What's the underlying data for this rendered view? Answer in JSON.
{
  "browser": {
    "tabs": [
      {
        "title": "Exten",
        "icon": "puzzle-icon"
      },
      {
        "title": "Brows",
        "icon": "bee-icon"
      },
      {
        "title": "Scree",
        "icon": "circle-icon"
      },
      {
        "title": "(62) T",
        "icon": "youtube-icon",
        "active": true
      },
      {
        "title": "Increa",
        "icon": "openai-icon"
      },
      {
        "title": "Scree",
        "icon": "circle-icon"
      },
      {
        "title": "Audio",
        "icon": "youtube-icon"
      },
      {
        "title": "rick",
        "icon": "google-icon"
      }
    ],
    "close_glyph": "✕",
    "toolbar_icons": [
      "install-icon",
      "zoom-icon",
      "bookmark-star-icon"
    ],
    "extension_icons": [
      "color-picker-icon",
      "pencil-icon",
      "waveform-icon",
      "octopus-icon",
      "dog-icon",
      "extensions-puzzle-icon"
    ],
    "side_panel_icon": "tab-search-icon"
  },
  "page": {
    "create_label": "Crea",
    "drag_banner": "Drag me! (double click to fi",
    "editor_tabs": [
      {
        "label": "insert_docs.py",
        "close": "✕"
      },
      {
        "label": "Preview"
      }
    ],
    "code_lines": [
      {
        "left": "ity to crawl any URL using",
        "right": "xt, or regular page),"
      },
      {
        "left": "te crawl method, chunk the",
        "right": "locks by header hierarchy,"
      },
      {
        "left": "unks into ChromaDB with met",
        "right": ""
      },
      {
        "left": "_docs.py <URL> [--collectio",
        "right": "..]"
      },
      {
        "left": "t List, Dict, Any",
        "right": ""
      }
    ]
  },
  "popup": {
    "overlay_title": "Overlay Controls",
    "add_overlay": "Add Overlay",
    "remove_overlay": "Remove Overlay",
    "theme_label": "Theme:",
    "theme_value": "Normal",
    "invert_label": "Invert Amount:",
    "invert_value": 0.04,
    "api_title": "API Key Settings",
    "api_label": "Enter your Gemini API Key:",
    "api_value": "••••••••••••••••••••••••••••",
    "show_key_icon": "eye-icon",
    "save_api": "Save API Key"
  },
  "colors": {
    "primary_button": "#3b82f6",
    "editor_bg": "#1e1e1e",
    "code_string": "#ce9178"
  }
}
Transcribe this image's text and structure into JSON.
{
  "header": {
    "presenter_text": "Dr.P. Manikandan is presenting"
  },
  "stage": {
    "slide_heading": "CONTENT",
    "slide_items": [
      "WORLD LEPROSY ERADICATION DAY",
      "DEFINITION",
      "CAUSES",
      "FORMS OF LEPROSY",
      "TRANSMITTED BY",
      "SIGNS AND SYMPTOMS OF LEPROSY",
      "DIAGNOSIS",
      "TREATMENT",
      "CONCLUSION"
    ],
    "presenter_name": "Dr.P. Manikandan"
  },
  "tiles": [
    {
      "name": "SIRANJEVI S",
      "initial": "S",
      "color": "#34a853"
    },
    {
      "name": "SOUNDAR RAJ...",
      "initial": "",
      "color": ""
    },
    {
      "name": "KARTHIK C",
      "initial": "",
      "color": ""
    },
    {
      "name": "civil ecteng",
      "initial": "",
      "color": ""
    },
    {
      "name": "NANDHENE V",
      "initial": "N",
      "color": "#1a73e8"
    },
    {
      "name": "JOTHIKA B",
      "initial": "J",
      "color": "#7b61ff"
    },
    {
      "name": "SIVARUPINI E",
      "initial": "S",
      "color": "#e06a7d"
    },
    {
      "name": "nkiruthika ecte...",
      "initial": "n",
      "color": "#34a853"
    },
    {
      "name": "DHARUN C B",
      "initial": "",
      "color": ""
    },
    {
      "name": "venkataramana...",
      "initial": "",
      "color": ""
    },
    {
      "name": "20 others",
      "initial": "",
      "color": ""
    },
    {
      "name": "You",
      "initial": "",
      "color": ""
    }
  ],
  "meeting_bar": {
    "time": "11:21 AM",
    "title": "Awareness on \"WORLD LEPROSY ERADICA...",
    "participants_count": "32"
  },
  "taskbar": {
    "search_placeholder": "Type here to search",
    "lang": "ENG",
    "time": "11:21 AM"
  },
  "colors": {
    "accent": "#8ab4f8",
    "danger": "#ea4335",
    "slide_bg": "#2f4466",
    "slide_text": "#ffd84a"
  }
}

--------------------

* [Exercise description]: Repeat every line of the material exactly as given.

* [Solution]:
What's the underlying data for this rendered view? Answer in JSON.
{
  "browser": {
    "tabs": [
      {
        "title": "Exten",
        "icon": "puzzle-icon"
      },
      {
        "title": "Brows",
        "icon": "bee-icon"
      },
      {
        "title": "Scree",
        "icon": "circle-icon"
      },
      {
        "title": "(62) T",
        "icon": "youtube-icon",
        "active": true
      },
      {
        "title": "Increa",
        "icon": "openai-icon"
      },
      {
        "title": "Scree",
        "icon": "circle-icon"
      },
      {
        "title": "Audio",
        "icon": "youtube-icon"
      },
      {
        "title": "rick",
        "icon": "google-icon"
      }
    ],
    "close_glyph": "✕",
    "toolbar_icons": [
      "install-icon",
      "zoom-icon",
      "bookmark-star-icon"
    ],
    "extension_icons": [
      "color-picker-icon",
      "pencil-icon",
      "waveform-icon",
      "octopus-icon",
      "dog-icon",
      "extensions-puzzle-icon"
    ],
    "side_panel_icon": "tab-search-icon"
  },
  "page": {
    "create_label": "Crea",
    "drag_banner": "Drag me! (double click to fi",
    "editor_tabs": [
      {
        "label": "insert_docs.py",
        "close": "✕"
      },
      {
        "label": "Preview"
      }
    ],
    "code_lines": [
      {
        "left": "ity to crawl any URL using",
        "right": "xt, or regular page),"
      },
      {
        "left": "te crawl method, chunk the",
        "right": "locks by header hierarchy,"
      },
      {
        "left": "unks into ChromaDB with met",
        "right": ""
      },
      {
        "left": "_docs.py <URL> [--collectio",
        "right": "..]"
      },
      {
        "left": "t List, Dict, Any",
        "right": ""
      }
    ]
  },
  "popup": {
    "overlay_title": "Overlay Controls",
    "add_overlay": "Add Overlay",
    "remove_overlay": "Remove Overlay",
    "theme_label": "Theme:",
    "theme_value": "Normal",
    "invert_label": "Invert Amount:",
    "invert_value": 0.04,
    "api_title": "API Key Settings",
    "api_label": "Enter your Gemini API Key:",
    "api_value": "••••••••••••••••••••••••••••",
    "show_key_icon": "eye-icon",
    "save_api": "Save API Key"
  },
  "colors": {
    "primary_button": "#3b82f6",
    "editor_bg": "#1e1e1e",
    "code_string": "#ce9178"
  }
}
Transcribe this image's text and structure into JSON.
{
  "header": {
    "presenter_text": "Dr.P. Manikandan is presenting"
  },
  "stage": {
    "slide_heading": "CONTENT",
    "slide_items": [
      "WORLD LEPROSY ERADICATION DAY",
      "DEFINITION",
      "CAUSES",
      "FORMS OF LEPROSY",
      "TRANSMITTED BY",
      "SIGNS AND SYMPTOMS OF LEPROSY",
      "DIAGNOSIS",
      "TREATMENT",
      "CONCLUSION"
    ],
    "presenter_name": "Dr.P. Manikandan"
  },
  "tiles": [
    {
      "name": "SIRANJEVI S",
      "initial": "S",
      "color": "#34a853"
    },
    {
      "name": "SOUNDAR RAJ...",
      "initial": "",
      "color": ""
    },
    {
      "name": "KARTHIK C",
      "initial": "",
      "color": ""
    },
    {
      "name": "civil ecteng",
      "initial": "",
      "color": ""
    },
    {
      "name": "NANDHENE V",
      "initial": "N",
      "color": "#1a73e8"
    },
    {
      "name": "JOTHIKA B",
      "initial": "J",
      "color": "#7b61ff"
    },
    {
      "name": "SIVARUPINI E",
      "initial": "S",
      "color": "#e06a7d"
    },
    {
      "name": "nkiruthika ecte...",
      "initial": "n",
      "color": "#34a853"
    },
    {
      "name": "DHARUN C B",
      "initial": "",
      "color": ""
    },
    {
      "name": "venkataramana...",
      "initial": "",
      "color": ""
    },
    {
      "name": "20 others",
      "initial": "",
      "color": ""
    },
    {
      "name": "You",
      "initial": "",
      "color": ""
    }
  ],
  "meeting_bar": {
    "time": "11:21 AM",
    "title": "Awareness on \"WORLD LEPROSY ERADICA...",
    "participants_count": "32"
  },
  "taskbar": {
    "search_placeholder": "Type here to search",
    "lang": "ENG",
    "time": "11:21 AM"
  },
  "colors": {
    "accent": "#8ab4f8",
    "danger": "#ea4335",
    "slide_bg": "#2f4466",
    "slide_text": "#ffd84a"
  }
}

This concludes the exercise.